-- INSTRUCTIONS FOR THE TASK --
Below is a listing to transcribe in full and exactly; keep the pictures out.

━━━━━ WORKING DATA ━━━━━

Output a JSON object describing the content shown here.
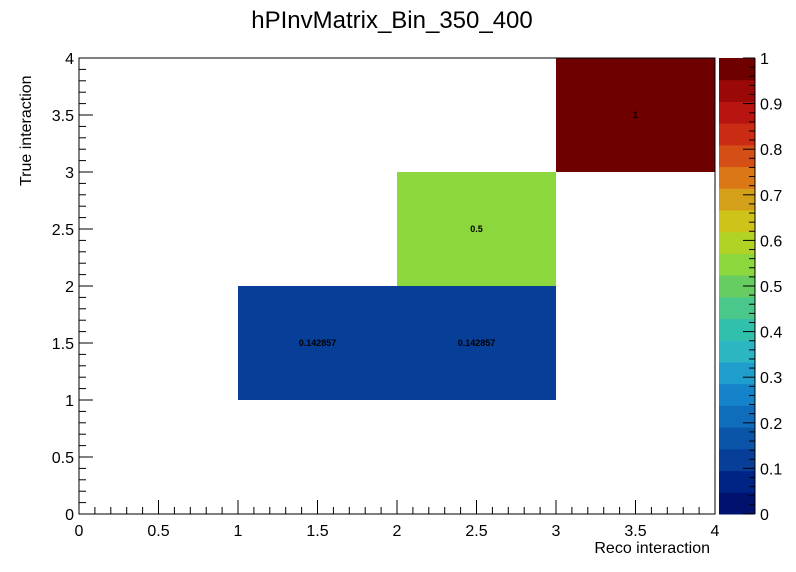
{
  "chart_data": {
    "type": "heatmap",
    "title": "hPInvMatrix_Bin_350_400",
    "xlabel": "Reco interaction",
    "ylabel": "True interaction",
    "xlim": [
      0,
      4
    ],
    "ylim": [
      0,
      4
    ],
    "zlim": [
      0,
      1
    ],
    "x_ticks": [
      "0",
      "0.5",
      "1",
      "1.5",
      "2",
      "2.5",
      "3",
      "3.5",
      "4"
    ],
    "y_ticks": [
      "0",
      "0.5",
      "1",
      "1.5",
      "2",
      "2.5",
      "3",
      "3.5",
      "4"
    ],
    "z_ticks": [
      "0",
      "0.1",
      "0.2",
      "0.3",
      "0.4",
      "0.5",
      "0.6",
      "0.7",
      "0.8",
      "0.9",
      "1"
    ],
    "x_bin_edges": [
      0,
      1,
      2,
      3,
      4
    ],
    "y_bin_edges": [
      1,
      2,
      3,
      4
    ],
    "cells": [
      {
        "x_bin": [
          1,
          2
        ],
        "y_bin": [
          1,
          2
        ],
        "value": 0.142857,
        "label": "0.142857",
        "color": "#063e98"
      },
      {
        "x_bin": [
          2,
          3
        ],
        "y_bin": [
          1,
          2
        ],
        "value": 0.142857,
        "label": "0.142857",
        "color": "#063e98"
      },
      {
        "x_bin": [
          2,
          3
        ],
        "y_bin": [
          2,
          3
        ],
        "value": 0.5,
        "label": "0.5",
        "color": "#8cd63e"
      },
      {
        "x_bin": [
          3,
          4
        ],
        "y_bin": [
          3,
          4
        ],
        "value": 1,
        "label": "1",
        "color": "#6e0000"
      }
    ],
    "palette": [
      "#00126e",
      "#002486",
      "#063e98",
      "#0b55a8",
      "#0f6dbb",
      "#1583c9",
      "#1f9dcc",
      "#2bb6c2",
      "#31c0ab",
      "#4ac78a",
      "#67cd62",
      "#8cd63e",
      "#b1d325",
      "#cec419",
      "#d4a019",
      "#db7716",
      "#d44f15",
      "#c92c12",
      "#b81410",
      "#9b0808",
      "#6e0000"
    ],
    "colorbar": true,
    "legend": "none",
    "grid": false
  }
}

━━━━━

-- RESPONSE TO THIS EXERCISE --
Output a JSON object describing the content shown here.
{
  "chart_data": {
    "type": "heatmap",
    "title": "hPInvMatrix_Bin_350_400",
    "xlabel": "Reco interaction",
    "ylabel": "True interaction",
    "xlim": [
      0,
      4
    ],
    "ylim": [
      0,
      4
    ],
    "zlim": [
      0,
      1
    ],
    "x_ticks": [
      "0",
      "0.5",
      "1",
      "1.5",
      "2",
      "2.5",
      "3",
      "3.5",
      "4"
    ],
    "y_ticks": [
      "0",
      "0.5",
      "1",
      "1.5",
      "2",
      "2.5",
      "3",
      "3.5",
      "4"
    ],
    "z_ticks": [
      "0",
      "0.1",
      "0.2",
      "0.3",
      "0.4",
      "0.5",
      "0.6",
      "0.7",
      "0.8",
      "0.9",
      "1"
    ],
    "x_bin_edges": [
      0,
      1,
      2,
      3,
      4
    ],
    "y_bin_edges": [
      1,
      2,
      3,
      4
    ],
    "cells": [
      {
        "x_bin": [
          1,
          2
        ],
        "y_bin": [
          1,
          2
        ],
        "value": 0.142857,
        "label": "0.142857",
        "color": "#063e98"
      },
      {
        "x_bin": [
          2,
          3
        ],
        "y_bin": [
          1,
          2
        ],
        "value": 0.142857,
        "label": "0.142857",
        "color": "#063e98"
      },
      {
        "x_bin": [
          2,
          3
        ],
        "y_bin": [
          2,
          3
        ],
        "value": 0.5,
        "label": "0.5",
        "color": "#8cd63e"
      },
      {
        "x_bin": [
          3,
          4
        ],
        "y_bin": [
          3,
          4
        ],
        "value": 1,
        "label": "1",
        "color": "#6e0000"
      }
    ],
    "palette": [
      "#00126e",
      "#002486",
      "#063e98",
      "#0b55a8",
      "#0f6dbb",
      "#1583c9",
      "#1f9dcc",
      "#2bb6c2",
      "#31c0ab",
      "#4ac78a",
      "#67cd62",
      "#8cd63e",
      "#b1d325",
      "#cec419",
      "#d4a019",
      "#db7716",
      "#d44f15",
      "#c92c12",
      "#b81410",
      "#9b0808",
      "#6e0000"
    ],
    "colorbar": true,
    "legend": "none",
    "grid": false
  }
}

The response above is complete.